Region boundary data
** BEGIN **

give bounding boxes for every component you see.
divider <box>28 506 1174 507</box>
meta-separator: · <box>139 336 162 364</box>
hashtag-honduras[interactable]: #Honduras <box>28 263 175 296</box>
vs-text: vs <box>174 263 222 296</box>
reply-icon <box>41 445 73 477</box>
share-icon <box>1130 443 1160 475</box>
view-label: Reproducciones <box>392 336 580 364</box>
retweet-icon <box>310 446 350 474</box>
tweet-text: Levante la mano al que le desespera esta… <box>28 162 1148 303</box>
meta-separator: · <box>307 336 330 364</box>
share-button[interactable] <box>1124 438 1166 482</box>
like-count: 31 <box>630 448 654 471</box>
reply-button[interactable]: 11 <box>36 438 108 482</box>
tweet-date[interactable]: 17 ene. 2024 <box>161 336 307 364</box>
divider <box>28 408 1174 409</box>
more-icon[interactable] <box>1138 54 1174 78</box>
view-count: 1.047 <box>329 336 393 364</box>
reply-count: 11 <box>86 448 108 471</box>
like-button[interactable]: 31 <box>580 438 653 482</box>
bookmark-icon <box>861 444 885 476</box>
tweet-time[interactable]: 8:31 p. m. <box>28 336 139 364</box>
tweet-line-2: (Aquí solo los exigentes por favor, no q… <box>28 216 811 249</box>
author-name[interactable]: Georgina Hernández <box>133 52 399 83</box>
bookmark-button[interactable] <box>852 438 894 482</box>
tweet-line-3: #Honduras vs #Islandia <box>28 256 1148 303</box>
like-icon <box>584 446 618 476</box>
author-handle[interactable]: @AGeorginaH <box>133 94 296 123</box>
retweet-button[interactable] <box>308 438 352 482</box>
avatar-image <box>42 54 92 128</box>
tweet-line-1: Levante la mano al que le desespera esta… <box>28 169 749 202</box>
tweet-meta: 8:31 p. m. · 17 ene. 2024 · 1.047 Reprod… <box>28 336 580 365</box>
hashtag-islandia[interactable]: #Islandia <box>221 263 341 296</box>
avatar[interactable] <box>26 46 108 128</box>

** END **

Show every line of the material above that contains the string "reply".

→ RESULT FOR THIS EXERCISE:
reply-icon <box>41 445 73 477</box>
reply-button[interactable]: 11 <box>36 438 108 482</box>
reply-count: 11 <box>86 448 108 471</box>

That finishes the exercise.